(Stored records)
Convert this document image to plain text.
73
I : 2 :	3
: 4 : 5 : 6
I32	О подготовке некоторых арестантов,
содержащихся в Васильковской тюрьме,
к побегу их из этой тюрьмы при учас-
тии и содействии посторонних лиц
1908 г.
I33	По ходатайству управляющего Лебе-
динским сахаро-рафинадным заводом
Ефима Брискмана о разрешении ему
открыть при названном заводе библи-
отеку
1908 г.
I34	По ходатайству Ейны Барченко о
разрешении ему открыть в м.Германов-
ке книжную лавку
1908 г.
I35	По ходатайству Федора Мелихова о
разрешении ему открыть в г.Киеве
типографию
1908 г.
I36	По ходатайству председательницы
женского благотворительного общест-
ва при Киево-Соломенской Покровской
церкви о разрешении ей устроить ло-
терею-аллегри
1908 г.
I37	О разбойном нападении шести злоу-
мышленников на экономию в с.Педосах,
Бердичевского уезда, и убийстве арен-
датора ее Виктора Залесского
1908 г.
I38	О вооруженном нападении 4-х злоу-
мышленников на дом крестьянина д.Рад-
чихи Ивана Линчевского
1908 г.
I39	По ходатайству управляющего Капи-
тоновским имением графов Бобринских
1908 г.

__Goal__: Print the listing above in its entirety, with every line exact.

__Full response__:
Convert this document image to plain text.
73
I : 2 :	3
: 4 : 5 : 6
I32	О подготовке некоторых арестантов,
содержащихся в Васильковской тюрьме,
к побегу их из этой тюрьмы при учас-
тии и содействии посторонних лиц
1908 г.
I33	По ходатайству управляющего Лебе-
динским сахаро-рафинадным заводом
Ефима Брискмана о разрешении ему
открыть при названном заводе библи-
отеку
1908 г.
I34	По ходатайству Ейны Барченко о
разрешении ему открыть в м.Германов-
ке книжную лавку
1908 г.
I35	По ходатайству Федора Мелихова о
разрешении ему открыть в г.Киеве
типографию
1908 г.
I36	По ходатайству председательницы
женского благотворительного общест-
ва при Киево-Соломенской Покровской
церкви о разрешении ей устроить ло-
терею-аллегри
1908 г.
I37	О разбойном нападении шести злоу-
мышленников на экономию в с.Педосах,
Бердичевского уезда, и убийстве арен-
датора ее Виктора Залесского
1908 г.
I38	О вооруженном нападении 4-х злоу-
мышленников на дом крестьянина д.Рад-
чихи Ивана Линчевского
1908 г.
I39	По ходатайству управляющего Капи-
тоновским имением графов Бобринских
1908 г.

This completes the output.